─── RECORDS TO PROCESS

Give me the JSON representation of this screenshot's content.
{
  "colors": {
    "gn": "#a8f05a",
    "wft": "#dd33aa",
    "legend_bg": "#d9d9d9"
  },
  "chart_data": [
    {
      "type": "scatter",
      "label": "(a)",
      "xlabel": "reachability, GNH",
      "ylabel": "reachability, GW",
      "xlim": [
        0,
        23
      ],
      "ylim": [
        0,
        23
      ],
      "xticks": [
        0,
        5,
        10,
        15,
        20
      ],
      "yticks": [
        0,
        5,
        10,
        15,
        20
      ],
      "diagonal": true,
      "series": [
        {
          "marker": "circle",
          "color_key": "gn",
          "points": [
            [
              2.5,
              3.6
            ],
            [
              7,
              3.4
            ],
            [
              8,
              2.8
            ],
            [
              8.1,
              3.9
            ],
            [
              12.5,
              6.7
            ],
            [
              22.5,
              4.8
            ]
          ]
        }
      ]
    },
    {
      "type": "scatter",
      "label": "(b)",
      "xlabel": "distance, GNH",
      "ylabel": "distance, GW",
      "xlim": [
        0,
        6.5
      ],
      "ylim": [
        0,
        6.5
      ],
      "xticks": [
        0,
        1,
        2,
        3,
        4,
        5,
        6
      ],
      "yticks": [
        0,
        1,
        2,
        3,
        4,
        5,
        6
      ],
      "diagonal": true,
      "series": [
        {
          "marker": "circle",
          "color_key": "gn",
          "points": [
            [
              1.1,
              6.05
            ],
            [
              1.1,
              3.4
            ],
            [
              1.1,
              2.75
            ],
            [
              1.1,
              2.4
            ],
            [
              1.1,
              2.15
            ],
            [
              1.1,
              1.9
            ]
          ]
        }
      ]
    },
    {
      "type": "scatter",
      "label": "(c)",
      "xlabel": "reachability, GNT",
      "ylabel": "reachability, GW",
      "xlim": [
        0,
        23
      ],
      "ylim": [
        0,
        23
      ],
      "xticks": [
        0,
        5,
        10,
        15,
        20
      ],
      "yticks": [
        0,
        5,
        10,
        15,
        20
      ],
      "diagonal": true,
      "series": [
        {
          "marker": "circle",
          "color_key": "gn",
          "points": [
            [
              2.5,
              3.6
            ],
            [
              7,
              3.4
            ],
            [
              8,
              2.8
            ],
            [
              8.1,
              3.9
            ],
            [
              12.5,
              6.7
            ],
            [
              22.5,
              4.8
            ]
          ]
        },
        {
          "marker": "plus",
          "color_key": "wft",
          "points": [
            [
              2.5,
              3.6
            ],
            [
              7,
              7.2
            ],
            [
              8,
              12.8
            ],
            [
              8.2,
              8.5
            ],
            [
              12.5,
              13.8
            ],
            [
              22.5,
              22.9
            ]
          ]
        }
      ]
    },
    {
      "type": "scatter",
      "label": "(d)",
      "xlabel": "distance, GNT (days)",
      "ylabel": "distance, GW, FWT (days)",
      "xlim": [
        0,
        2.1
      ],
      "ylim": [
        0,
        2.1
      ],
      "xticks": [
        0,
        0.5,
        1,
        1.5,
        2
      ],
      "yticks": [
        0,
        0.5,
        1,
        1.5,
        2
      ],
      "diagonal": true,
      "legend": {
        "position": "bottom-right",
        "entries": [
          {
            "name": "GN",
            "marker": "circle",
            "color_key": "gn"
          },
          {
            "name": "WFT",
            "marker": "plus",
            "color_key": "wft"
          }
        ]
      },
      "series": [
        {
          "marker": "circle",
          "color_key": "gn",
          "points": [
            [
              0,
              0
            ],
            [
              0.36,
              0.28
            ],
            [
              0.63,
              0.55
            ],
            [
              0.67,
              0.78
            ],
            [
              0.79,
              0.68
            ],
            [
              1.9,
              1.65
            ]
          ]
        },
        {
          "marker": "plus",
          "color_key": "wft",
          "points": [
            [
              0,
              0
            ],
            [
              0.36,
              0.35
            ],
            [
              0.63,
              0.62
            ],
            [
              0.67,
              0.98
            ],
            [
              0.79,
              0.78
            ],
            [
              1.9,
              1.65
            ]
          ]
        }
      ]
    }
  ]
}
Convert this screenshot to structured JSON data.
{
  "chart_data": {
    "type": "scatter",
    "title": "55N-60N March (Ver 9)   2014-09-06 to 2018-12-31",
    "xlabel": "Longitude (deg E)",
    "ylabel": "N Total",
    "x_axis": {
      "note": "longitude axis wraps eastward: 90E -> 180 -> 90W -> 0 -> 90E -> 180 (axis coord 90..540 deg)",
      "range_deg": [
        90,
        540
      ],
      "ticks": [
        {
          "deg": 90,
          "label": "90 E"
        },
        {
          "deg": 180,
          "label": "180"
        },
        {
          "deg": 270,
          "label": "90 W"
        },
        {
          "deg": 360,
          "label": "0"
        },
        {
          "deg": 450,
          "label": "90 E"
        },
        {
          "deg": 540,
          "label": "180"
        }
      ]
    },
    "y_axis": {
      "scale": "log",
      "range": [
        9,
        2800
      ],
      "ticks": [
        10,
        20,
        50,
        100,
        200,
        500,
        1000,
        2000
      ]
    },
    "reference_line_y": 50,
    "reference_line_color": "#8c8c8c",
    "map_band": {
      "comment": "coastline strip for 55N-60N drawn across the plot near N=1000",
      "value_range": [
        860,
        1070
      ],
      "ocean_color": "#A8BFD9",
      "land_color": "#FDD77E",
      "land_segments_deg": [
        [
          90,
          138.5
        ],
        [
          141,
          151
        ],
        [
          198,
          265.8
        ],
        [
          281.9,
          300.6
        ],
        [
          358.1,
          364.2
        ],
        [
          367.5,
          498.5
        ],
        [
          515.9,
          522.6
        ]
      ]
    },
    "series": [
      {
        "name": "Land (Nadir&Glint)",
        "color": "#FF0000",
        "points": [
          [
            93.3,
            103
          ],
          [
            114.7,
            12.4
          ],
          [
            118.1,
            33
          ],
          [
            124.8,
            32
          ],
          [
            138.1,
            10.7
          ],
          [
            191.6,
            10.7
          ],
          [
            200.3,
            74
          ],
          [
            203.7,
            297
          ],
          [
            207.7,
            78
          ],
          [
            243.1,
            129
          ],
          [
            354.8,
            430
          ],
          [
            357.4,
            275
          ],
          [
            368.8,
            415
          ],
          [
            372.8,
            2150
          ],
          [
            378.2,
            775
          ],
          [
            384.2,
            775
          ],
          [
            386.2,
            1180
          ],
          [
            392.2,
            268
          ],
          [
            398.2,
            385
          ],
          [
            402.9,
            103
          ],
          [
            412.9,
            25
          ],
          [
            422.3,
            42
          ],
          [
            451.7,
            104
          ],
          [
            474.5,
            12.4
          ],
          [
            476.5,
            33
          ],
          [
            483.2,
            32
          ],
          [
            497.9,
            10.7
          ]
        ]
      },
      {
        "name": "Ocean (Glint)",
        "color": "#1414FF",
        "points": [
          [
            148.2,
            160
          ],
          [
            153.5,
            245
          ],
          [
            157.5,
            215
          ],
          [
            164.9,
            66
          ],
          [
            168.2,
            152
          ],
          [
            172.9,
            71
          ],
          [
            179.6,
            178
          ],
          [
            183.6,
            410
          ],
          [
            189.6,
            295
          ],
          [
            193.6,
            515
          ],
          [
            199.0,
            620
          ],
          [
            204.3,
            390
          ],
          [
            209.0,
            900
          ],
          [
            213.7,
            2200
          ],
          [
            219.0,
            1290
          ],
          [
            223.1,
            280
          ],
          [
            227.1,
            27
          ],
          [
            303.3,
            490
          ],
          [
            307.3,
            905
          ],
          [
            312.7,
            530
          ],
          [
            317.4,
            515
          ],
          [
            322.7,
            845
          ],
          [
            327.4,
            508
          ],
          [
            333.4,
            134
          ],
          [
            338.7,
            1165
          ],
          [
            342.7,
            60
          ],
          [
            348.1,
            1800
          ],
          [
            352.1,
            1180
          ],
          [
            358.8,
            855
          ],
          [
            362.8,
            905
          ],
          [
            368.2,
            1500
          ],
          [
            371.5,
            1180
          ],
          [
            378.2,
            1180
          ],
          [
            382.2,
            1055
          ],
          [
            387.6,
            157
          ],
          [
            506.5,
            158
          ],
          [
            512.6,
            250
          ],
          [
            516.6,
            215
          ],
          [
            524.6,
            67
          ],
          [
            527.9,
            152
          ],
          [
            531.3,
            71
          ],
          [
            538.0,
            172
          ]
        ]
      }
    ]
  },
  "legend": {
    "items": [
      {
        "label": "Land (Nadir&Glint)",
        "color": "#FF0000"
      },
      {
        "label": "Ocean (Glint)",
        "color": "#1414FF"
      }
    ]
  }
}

──────

DIRECTIONS:
From the data above, copy out every line with the string "name" in it.

RESPONSE TO THE TASK:
            "name": "GN",
            "name": "WFT",
        "name": "Land (Nadir&Glint)",
        "name": "Ocean (Glint)",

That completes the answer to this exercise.